> **DATA**
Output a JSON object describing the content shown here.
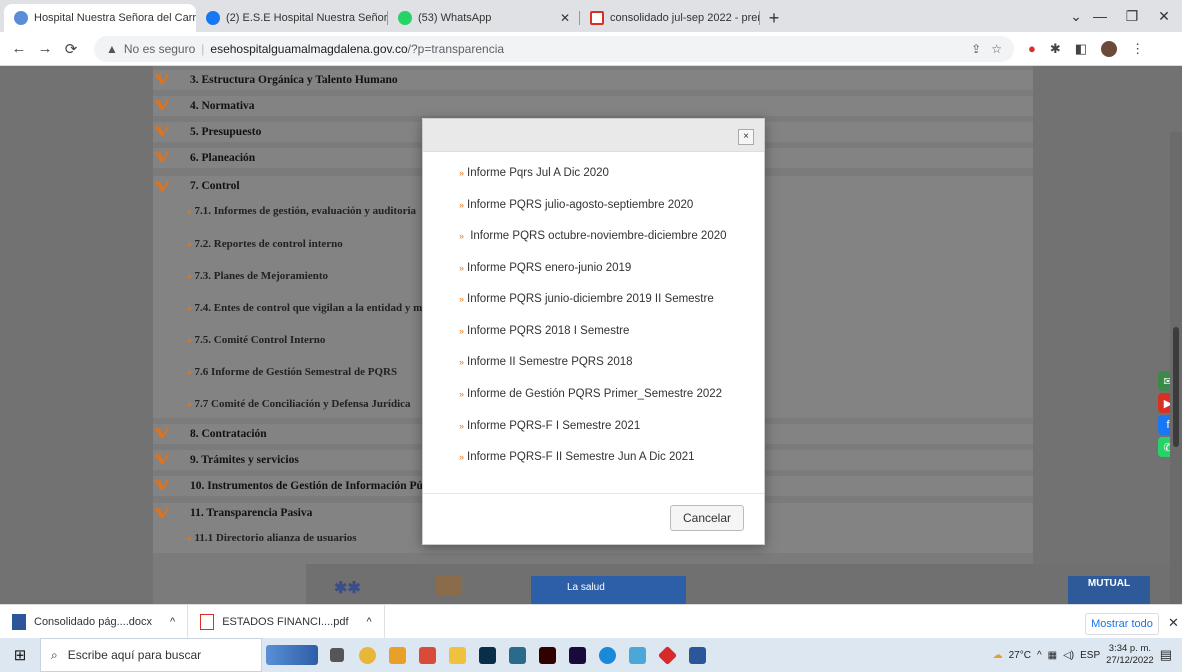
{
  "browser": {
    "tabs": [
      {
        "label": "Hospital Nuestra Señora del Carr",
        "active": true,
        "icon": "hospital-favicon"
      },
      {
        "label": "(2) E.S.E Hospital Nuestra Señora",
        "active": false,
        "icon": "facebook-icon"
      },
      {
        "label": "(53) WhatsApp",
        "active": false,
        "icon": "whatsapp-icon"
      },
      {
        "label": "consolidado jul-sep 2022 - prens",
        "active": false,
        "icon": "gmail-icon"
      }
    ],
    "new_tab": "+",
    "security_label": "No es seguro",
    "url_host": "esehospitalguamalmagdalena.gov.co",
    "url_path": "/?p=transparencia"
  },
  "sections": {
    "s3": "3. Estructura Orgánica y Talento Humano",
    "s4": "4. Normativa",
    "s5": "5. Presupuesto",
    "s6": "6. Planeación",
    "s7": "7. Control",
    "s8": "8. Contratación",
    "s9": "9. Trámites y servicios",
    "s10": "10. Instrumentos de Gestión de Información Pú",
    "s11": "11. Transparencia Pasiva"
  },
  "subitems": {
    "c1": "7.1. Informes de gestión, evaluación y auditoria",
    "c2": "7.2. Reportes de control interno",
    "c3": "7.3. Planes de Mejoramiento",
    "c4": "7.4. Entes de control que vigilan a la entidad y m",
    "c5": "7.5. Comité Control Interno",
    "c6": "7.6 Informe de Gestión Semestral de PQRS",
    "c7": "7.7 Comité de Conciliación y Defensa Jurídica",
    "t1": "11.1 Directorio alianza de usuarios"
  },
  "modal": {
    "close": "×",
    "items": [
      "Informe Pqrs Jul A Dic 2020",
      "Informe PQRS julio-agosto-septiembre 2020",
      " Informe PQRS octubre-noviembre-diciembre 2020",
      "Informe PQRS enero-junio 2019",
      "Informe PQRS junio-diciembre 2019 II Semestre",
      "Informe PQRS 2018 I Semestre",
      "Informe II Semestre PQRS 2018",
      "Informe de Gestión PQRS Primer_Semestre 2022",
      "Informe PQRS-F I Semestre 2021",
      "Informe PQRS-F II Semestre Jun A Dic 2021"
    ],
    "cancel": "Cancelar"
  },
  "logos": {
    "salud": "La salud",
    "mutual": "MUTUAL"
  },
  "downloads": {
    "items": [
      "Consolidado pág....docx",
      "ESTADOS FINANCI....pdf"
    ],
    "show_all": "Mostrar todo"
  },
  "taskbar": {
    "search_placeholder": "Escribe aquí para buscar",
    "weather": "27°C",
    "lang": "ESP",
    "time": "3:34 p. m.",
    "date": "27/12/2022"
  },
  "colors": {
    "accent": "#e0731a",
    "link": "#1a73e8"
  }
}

> **YOUR TASK**
Among the entries, how many lines contain the string "icon"? Give the number without anything else.

> **PROBLEM SOLUTION**
4